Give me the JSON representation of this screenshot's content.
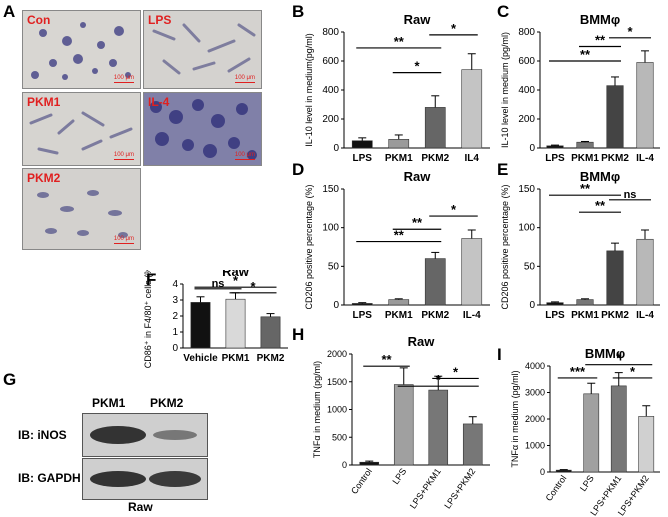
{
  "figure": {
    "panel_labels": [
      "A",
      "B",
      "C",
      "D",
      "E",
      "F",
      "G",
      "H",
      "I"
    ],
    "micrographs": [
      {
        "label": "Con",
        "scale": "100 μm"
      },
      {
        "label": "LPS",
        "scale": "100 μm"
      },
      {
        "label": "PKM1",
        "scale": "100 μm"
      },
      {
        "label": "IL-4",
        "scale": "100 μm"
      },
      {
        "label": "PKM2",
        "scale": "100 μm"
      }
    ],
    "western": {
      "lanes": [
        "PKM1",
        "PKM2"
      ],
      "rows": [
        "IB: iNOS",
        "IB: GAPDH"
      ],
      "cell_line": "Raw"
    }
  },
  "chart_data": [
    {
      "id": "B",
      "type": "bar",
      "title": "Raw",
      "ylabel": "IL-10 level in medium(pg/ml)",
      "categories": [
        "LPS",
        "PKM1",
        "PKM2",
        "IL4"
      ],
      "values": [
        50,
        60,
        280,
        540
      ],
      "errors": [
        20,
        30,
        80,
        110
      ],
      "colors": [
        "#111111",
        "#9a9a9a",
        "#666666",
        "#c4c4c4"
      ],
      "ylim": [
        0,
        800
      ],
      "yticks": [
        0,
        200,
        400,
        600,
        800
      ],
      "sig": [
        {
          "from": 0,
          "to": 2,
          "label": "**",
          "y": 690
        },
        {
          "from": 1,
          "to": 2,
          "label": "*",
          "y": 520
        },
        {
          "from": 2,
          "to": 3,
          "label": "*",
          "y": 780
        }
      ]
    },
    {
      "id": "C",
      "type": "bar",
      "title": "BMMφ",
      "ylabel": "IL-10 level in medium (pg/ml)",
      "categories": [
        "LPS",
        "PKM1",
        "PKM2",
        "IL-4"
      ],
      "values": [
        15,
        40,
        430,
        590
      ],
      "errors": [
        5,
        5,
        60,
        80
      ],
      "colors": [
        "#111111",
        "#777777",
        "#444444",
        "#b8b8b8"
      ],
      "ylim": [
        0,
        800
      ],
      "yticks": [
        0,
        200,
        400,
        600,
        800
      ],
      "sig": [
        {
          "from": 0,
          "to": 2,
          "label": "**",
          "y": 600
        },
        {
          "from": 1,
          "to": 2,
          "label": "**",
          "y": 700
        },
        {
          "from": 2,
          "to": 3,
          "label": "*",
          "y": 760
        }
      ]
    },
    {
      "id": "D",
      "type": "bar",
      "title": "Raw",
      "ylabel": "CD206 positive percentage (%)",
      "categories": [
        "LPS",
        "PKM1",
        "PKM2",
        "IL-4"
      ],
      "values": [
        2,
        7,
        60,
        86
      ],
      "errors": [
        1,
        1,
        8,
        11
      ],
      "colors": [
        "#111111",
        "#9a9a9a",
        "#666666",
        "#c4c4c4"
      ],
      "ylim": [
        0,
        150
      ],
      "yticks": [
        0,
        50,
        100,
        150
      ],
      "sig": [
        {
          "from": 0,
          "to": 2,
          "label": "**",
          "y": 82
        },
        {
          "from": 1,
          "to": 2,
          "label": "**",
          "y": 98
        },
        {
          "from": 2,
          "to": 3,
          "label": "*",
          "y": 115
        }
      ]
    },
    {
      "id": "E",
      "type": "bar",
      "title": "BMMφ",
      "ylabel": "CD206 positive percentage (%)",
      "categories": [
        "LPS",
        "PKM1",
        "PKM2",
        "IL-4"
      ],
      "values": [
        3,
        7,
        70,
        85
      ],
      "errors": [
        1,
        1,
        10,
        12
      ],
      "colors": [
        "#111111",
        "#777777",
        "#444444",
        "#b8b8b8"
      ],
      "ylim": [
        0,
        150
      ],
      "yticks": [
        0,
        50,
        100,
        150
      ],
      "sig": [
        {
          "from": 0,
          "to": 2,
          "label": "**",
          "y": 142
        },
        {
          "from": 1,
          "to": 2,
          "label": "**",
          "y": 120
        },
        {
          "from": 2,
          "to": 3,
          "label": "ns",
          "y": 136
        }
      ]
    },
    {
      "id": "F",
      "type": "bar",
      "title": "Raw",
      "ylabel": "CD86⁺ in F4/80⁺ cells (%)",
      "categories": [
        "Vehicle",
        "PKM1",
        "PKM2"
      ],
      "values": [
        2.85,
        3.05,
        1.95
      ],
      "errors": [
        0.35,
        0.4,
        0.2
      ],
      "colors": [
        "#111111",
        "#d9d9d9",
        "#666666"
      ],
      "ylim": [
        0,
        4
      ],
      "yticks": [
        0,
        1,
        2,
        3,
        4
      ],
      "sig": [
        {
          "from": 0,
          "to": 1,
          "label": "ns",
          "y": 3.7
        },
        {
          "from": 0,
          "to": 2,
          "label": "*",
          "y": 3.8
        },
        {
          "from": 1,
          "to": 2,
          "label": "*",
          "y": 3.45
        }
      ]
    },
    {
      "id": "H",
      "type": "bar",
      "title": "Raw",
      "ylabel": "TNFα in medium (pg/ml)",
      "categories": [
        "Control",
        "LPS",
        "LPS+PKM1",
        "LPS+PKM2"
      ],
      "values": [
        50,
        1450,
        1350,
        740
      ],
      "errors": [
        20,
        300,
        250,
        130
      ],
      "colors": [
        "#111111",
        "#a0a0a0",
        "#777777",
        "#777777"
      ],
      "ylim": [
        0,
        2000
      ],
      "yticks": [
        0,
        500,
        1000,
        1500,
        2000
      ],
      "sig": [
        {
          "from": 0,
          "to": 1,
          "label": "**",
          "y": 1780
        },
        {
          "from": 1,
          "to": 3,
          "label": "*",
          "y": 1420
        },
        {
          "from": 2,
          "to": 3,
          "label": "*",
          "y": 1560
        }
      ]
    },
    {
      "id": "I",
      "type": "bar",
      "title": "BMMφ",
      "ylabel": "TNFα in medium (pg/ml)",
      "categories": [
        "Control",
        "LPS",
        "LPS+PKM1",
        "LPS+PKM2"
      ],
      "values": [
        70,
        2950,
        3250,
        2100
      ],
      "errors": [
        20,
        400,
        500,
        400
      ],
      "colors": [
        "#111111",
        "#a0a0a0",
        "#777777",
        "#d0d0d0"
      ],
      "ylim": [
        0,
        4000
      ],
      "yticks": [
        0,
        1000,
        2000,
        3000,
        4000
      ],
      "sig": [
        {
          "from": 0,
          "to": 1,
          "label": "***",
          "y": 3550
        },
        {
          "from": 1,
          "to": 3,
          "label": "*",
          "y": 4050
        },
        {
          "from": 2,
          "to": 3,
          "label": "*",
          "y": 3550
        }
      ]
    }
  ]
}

--------

EXERCISE BRIEF: Show the lines of the data that hold the word "medium".

RESPONSE TO THIS EXERCISE:
      "ylabel": "IL-10 level in medium(pg/ml)",
      "ylabel": "IL-10 level in medium (pg/ml)",
      "ylabel": "TNFα in medium (pg/ml)",
      "ylabel": "TNFα in medium (pg/ml)",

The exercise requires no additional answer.